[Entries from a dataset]
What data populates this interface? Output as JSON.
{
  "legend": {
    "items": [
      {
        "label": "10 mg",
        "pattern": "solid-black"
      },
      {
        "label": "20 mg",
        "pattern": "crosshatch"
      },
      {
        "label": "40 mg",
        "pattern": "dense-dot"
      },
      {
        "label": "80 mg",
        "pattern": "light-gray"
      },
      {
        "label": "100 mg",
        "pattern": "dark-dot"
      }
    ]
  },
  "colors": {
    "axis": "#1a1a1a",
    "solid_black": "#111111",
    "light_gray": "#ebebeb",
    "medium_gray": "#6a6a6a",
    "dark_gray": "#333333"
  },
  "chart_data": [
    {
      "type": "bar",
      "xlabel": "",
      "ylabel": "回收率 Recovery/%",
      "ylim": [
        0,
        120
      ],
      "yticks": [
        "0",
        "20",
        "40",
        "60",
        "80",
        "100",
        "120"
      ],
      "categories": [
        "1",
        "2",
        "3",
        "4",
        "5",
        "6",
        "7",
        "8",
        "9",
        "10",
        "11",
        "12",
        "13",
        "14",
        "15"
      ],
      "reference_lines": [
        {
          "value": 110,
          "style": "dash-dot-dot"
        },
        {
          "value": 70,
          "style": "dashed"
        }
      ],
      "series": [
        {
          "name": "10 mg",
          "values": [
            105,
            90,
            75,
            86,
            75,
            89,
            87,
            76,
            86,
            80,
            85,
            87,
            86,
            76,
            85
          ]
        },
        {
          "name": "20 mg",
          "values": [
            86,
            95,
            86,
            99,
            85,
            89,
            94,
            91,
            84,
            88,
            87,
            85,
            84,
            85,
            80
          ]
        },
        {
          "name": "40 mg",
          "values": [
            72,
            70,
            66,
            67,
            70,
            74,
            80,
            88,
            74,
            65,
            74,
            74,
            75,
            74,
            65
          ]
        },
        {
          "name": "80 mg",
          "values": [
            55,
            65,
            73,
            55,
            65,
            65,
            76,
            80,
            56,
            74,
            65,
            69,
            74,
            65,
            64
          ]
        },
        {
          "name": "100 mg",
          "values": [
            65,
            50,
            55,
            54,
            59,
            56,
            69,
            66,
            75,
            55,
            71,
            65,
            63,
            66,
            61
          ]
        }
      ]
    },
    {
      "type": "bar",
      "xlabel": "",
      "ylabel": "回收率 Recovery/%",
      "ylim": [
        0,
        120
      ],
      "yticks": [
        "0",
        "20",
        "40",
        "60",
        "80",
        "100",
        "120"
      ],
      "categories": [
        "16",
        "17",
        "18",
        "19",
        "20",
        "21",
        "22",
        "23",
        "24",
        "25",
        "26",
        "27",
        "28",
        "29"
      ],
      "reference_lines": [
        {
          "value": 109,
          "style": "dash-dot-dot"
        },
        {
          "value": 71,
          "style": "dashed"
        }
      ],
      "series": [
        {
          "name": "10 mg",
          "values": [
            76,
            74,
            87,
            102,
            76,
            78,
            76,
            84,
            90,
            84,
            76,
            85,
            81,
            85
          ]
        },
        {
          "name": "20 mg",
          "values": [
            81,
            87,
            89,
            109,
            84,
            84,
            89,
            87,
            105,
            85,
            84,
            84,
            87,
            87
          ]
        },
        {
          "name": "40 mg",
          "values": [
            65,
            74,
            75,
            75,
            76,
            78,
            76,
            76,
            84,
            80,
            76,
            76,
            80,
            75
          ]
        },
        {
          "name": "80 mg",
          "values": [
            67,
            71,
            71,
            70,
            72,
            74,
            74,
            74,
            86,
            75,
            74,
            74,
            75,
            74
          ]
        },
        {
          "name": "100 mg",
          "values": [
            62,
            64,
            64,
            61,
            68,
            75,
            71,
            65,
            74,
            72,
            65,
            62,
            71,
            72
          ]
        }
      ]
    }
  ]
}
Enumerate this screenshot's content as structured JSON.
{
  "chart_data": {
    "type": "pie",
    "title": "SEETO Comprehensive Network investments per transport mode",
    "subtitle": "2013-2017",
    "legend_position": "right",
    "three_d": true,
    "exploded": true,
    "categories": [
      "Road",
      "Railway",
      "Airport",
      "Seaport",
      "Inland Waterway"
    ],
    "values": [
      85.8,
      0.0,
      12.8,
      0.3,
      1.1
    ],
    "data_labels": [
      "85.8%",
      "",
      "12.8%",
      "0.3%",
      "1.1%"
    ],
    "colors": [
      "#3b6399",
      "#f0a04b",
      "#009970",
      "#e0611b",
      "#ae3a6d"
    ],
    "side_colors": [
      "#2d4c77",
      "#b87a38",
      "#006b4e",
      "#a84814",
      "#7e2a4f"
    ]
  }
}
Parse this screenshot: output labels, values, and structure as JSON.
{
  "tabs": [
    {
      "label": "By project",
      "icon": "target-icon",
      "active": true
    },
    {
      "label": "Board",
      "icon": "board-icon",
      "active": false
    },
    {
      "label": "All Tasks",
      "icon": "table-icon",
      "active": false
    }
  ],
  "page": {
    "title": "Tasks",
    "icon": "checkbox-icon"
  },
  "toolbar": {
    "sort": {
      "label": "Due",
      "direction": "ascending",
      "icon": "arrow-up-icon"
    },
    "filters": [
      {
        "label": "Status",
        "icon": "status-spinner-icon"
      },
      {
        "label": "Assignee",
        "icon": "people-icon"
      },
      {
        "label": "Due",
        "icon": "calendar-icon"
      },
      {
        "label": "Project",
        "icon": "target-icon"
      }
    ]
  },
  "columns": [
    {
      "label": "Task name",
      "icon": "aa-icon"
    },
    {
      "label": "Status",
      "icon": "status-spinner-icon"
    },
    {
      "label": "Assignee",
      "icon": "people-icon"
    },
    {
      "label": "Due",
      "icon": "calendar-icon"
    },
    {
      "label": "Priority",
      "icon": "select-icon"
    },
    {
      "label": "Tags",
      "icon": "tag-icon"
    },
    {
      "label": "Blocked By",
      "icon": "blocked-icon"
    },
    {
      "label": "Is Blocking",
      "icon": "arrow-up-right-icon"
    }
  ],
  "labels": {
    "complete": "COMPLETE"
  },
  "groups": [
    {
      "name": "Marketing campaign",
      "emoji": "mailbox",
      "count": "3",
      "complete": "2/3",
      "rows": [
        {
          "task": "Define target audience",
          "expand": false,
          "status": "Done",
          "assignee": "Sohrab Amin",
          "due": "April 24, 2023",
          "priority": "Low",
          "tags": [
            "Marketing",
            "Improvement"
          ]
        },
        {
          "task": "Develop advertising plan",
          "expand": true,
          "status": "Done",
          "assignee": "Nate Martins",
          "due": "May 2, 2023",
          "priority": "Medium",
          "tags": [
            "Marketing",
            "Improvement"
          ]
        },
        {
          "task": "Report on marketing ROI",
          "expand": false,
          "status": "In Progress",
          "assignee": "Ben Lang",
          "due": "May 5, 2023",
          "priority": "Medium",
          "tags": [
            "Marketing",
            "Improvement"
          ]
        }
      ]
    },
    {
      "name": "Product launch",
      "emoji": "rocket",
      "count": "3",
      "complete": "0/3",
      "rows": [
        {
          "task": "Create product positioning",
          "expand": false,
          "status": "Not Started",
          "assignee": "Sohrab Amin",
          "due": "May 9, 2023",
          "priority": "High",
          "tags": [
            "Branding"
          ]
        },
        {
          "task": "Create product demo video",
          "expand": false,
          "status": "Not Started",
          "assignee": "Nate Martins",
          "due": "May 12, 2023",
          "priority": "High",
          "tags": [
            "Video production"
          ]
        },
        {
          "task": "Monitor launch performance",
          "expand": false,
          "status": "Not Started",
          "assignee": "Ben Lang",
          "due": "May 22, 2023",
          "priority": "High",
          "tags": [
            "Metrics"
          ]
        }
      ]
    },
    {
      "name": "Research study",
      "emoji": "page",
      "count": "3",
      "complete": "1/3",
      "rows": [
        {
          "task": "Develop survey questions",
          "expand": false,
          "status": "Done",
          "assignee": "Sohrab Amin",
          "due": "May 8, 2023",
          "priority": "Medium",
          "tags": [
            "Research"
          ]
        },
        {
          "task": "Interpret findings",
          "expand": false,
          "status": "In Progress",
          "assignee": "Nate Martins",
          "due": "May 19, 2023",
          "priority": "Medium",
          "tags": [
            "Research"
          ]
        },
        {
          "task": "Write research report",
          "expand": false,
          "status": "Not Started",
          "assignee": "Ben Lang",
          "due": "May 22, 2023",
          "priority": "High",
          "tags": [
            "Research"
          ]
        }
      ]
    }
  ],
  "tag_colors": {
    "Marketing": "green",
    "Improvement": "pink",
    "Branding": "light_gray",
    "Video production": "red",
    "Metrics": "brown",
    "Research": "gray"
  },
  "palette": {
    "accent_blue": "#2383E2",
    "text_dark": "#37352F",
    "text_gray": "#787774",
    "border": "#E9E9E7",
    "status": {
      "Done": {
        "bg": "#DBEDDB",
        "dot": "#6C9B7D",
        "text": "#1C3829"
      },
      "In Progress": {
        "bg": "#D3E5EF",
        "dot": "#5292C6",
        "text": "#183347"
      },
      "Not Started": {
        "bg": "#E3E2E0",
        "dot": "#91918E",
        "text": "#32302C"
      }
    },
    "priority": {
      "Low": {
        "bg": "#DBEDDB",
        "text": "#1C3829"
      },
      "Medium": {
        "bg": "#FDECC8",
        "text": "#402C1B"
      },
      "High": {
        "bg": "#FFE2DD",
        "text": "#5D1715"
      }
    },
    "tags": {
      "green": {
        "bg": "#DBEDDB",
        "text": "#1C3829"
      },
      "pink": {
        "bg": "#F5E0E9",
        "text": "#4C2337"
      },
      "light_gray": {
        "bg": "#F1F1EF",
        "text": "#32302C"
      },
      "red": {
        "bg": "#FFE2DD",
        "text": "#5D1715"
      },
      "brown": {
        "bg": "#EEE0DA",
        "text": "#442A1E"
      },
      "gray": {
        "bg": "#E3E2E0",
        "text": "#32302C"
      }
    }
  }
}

▸ WRITTEN EXERCISE: From the entries above, copy out every line where the string "true" appears.

▸ WRITTEN SOLUTION:
    "three_d": true,
    "exploded": true,
      "active": true
          "expand": true,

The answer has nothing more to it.